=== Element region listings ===
------------------------------

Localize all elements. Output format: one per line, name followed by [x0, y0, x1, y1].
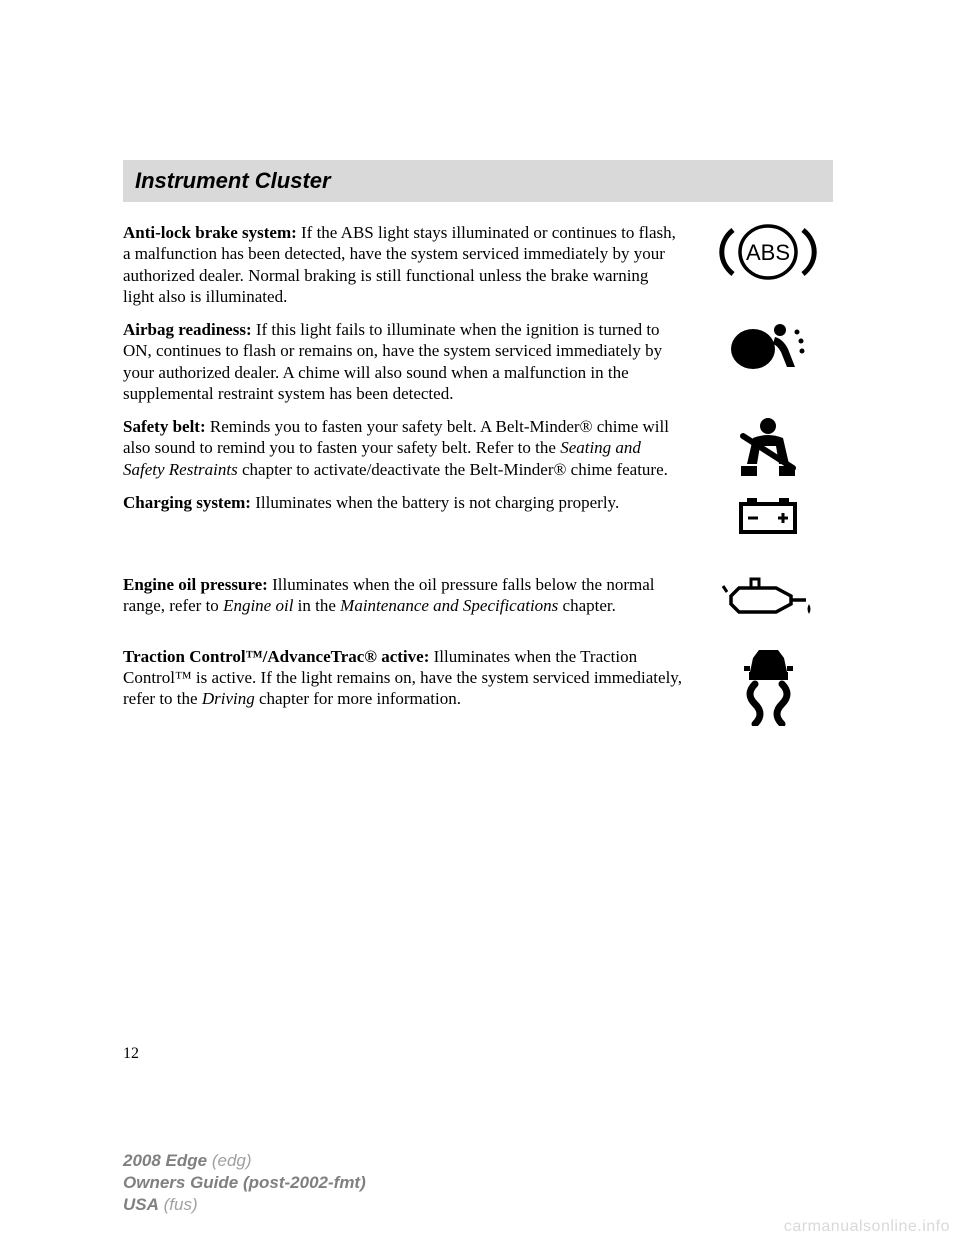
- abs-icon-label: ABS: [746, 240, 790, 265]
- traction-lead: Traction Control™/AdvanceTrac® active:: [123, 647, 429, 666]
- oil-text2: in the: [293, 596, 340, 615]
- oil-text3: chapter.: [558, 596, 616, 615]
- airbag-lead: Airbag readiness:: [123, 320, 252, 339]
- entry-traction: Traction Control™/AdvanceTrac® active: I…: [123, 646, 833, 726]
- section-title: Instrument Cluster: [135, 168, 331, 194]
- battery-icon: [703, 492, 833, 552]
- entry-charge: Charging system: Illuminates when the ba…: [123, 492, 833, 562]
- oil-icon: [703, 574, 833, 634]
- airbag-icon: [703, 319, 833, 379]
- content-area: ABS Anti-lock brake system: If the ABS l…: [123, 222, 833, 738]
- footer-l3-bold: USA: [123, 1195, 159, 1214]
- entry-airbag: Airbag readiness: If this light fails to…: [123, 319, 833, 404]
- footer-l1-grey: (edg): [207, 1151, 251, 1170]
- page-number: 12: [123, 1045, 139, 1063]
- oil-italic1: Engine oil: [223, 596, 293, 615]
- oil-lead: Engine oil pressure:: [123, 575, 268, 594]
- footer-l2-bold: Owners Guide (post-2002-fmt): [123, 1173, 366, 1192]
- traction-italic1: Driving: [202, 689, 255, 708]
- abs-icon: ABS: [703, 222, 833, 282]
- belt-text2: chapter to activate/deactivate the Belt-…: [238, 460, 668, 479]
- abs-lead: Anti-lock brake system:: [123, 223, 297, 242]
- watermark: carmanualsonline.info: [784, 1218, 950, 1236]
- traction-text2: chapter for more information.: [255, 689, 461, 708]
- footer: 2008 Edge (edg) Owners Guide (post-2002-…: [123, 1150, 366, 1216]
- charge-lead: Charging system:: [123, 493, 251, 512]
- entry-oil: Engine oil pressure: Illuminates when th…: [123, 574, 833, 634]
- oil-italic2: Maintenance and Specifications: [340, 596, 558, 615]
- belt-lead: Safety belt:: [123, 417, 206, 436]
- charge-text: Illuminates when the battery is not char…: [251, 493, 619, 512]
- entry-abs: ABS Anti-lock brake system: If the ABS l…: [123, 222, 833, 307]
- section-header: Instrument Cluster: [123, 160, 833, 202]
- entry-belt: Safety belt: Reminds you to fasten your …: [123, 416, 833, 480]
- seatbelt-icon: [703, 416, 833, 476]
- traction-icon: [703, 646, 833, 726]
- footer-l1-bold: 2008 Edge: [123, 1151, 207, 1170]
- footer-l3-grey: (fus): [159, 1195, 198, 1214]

------------------------------

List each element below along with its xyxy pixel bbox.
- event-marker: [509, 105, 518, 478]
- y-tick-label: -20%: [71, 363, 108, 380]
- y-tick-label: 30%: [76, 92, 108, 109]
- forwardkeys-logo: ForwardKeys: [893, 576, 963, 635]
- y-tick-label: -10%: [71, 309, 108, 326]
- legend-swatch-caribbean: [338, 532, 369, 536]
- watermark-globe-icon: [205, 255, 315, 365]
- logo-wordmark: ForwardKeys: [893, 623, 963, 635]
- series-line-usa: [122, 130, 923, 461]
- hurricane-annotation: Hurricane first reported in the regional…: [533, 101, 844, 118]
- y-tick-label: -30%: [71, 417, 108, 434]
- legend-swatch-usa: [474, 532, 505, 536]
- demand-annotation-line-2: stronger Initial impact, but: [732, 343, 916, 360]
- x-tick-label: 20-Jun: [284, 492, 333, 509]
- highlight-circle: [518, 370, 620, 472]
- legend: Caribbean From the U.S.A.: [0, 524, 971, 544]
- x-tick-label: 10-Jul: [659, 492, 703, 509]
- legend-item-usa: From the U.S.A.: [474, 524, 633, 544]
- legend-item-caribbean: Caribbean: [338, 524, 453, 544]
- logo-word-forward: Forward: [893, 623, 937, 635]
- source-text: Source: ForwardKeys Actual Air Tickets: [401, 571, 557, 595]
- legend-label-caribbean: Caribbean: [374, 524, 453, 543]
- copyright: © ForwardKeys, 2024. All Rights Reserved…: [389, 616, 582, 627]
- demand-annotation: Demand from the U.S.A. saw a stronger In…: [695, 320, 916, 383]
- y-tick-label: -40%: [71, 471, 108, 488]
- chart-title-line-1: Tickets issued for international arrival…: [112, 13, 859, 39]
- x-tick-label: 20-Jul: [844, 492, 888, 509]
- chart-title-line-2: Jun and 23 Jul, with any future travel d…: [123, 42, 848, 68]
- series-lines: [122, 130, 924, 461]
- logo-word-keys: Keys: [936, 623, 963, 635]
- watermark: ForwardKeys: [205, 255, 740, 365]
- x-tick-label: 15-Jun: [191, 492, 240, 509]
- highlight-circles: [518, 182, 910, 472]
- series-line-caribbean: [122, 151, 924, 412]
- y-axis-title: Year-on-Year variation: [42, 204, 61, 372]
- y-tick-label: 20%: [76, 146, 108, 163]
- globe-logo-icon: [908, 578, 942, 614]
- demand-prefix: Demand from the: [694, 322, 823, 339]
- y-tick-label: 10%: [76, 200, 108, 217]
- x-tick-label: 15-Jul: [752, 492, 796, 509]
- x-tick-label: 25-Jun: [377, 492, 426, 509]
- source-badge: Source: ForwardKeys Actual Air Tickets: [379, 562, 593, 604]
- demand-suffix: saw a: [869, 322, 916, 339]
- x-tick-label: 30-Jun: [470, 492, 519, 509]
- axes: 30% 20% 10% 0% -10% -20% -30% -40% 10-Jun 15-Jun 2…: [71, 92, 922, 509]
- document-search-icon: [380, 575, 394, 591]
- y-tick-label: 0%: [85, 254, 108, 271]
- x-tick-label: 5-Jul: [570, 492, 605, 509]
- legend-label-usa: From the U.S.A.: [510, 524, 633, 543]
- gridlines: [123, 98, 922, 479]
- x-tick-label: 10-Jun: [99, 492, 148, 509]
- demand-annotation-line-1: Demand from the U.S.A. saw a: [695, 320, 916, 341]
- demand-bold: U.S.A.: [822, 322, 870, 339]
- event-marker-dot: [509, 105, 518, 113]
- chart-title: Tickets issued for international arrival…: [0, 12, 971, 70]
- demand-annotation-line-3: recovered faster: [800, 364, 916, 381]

------------------------------

=== Task details ===
Give the lines of the material above as a numbered list, starting at the line that contains "- abs-icon-label: ABS: [746, 240, 790, 265]" and ending at the line that contains "- charge-text: Illuminates", with both included and any blank lines left out.

=== Completed task ===
1. - abs-icon-label: ABS: [746, 240, 790, 265]
2. - traction-lead: Traction Control™/AdvanceTrac® active:: [123, 647, 429, 666]
3. - oil-text2: in the: [293, 596, 340, 615]
4. - oil-text3: chapter.: [558, 596, 616, 615]
5. - airbag-lead: Airbag readiness:: [123, 320, 252, 339]
6. - entry-traction: Traction Control™/AdvanceTrac® active: I…: [123, 646, 833, 726]
7. - section-title: Instrument Cluster: [135, 168, 331, 194]
8. - battery-icon: [703, 492, 833, 552]
9. - entry-charge: Charging system: Illuminates when the ba…: [123, 492, 833, 562]
10. - oil-icon: [703, 574, 833, 634]
11. - airbag-icon: [703, 319, 833, 379]
12. - content-area: ABS Anti-lock brake system: If the ABS l…: [123, 222, 833, 738]
13. - footer-l3-bold: USA: [123, 1195, 159, 1214]
14. - entry-airbag: Airbag readiness: If this light fails to…: [123, 319, 833, 404]
15. - footer-l1-grey: (edg): [207, 1151, 251, 1170]
16. - page-number: 12: [123, 1045, 139, 1063]
17. - oil-italic1: Engine oil: [223, 596, 293, 615]
18. - oil-lead: Engine oil pressure:: [123, 575, 268, 594]
19. - footer-l2-bold: Owners Guide (post-2002-fmt): [123, 1173, 366, 1192]
20. - traction-italic1: Driving: [202, 689, 255, 708]
21. - abs-icon: ABS: [703, 222, 833, 282]
22. - belt-text2: chapter to activate/deactivate the Belt-…: [238, 460, 668, 479]
23. - abs-lead: Anti-lock brake system:: [123, 223, 297, 242]
24. - watermark: carmanualsonline.info: [784, 1218, 950, 1236]
25. - traction-text2: chapter for more information.: [255, 689, 461, 708]
26. - footer: 2008 Edge (edg) Owners Guide (post-2002-…: [123, 1150, 366, 1216]
27. - charge-lead: Charging system:: [123, 493, 251, 512]
28. - entry-oil: Engine oil pressure: Illuminates when th…: [123, 574, 833, 634]
29. - oil-italic2: Maintenance and Specifications: [340, 596, 558, 615]
30. - belt-lead: Safety belt:: [123, 417, 206, 436]
31. - charge-text: Illuminates when the battery is not char…: [251, 493, 619, 512]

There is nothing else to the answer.